Convert the rows below into a Markdown table with two columns, Row and Line, where Row holds a running number and Line holds the text of that row. Omit any blank rows.
============
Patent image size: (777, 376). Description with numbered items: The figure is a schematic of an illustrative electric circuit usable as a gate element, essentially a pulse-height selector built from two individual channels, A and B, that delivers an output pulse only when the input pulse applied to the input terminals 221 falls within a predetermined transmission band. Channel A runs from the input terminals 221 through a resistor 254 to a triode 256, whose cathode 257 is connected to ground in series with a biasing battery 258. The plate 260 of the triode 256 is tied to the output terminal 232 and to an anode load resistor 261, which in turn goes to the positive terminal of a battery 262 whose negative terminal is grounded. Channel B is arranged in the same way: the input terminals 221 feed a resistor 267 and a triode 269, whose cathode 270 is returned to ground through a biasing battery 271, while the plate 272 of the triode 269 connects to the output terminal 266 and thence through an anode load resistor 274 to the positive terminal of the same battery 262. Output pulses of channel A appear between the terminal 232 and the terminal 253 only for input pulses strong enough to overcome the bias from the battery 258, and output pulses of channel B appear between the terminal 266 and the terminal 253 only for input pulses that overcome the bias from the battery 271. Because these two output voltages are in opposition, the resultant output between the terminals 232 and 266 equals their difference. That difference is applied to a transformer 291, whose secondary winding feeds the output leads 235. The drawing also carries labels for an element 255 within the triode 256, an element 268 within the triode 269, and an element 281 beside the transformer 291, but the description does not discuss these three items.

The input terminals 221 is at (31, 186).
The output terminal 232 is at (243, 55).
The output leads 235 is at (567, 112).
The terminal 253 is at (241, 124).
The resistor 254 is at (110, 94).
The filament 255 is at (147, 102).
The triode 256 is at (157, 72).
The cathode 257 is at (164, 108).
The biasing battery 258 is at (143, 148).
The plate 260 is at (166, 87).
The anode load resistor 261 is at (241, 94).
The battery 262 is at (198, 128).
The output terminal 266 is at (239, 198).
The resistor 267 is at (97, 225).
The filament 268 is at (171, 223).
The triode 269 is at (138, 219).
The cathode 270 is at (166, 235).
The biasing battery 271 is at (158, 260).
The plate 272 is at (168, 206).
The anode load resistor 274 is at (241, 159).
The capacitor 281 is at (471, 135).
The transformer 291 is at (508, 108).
============
Answer to this exercise -
| Row | Line |
|---|---|
| 1 | Patent image size: (777, 376). Description with numbered items: The figure is a schematic of an illustrative electric circuit usable as a gate element, essentially a pulse-height selector built from two individual channels, A and B, that delivers an output pulse only when the input pulse applied to the input terminals 221 falls within a predetermined transmission band. Channel A runs from the input terminals 221 through a resistor 254 to a triode 256, whose cathode 257 is connected to ground in series with a biasing battery 258. The plate 260 of the triode 256 is tied to the output terminal 232 and to an anode load resistor 261, which in turn goes to the positive terminal of a battery 262 whose negative terminal is grounded. Channel B is arranged in the same way: the input terminals 221 feed a resistor 267 and a triode 269, whose cathode 270 is returned to ground through a biasing battery 271, while the plate 272 of the triode 269 connects to the output terminal 266 and thence through an anode load resistor 274 to the positive terminal of the same battery 262. Output pulses of channel A appear between the terminal 232 and the terminal 253 only for input pulses strong enough to overcome the bias from the battery 258, and output pulses of channel B appear between the terminal 266 and the terminal 253 only for input pulses that overcome the bias from the battery 271. Because these two output voltages are in opposition, the resultant output between the terminals 232 and 266 equals their difference. That difference is applied to a transformer 291, whose secondary winding feeds the output leads 235. The drawing also carries labels for an element 255 within the triode 256, an element 268 within the triode 269, and an element 281 beside the transformer 291, but the description does not discuss these three items. |
| 2 | The input terminals 221 is at (31, 186). |
| 3 | The output terminal 232 is at (243, 55). |
| 4 | The output leads 235 is at (567, 112). |
| 5 | The terminal 253 is at (241, 124). |
| 6 | The resistor 254 is at (110, 94). |
| 7 | The filament 255 is at (147, 102). |
| 8 | The triode 256 is at (157, 72). |
| 9 | The cathode 257 is at (164, 108). |
| 10 | The biasing battery 258 is at (143, 148). |
| 11 | The plate 260 is at (166, 87). |
| 12 | The anode load resistor 261 is at (241, 94). |
| 13 | The battery 262 is at (198, 128). |
| 14 | The output terminal 266 is at (239, 198). |
| 15 | The resistor 267 is at (97, 225). |
| 16 | The filament 268 is at (171, 223). |
| 17 | The triode 269 is at (138, 219). |
| 18 | The cathode 270 is at (166, 235). |
| 19 | The biasing battery 271 is at (158, 260). |
| 20 | The plate 272 is at (168, 206). |
| 21 | The anode load resistor 274 is at (241, 159). |
| 22 | The capacitor 281 is at (471, 135). |
| 23 | The transformer 291 is at (508, 108). |